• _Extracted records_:
━━━━━━━━

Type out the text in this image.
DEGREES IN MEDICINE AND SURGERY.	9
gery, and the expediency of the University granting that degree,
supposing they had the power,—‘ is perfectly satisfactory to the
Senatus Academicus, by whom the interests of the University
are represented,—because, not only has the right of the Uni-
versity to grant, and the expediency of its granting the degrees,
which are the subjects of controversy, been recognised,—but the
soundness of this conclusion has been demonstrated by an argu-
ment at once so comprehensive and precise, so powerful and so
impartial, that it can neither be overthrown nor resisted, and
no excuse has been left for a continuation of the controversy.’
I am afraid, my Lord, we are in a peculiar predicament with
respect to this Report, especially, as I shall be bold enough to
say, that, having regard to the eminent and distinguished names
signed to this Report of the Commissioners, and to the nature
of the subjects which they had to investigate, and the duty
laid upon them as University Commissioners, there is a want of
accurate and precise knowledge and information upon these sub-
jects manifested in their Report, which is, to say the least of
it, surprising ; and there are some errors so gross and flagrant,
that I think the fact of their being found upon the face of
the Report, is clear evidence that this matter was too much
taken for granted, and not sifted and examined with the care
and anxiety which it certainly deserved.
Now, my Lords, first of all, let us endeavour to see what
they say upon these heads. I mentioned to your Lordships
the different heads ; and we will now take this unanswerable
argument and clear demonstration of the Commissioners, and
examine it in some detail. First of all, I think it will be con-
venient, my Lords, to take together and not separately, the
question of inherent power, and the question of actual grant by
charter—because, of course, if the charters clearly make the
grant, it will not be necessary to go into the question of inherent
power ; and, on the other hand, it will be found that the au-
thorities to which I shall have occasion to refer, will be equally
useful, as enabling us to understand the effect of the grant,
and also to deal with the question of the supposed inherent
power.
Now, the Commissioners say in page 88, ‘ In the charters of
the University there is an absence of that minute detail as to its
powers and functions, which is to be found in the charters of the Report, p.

━━━━━━━━

• _REQUIRED WORK_: Find every line that holds "granting" and copy it.

• _SOLUTION FOR THIS TASK_:
gery, and the expediency of the University granting that degree,
versity to grant, and the expediency of its granting the degrees,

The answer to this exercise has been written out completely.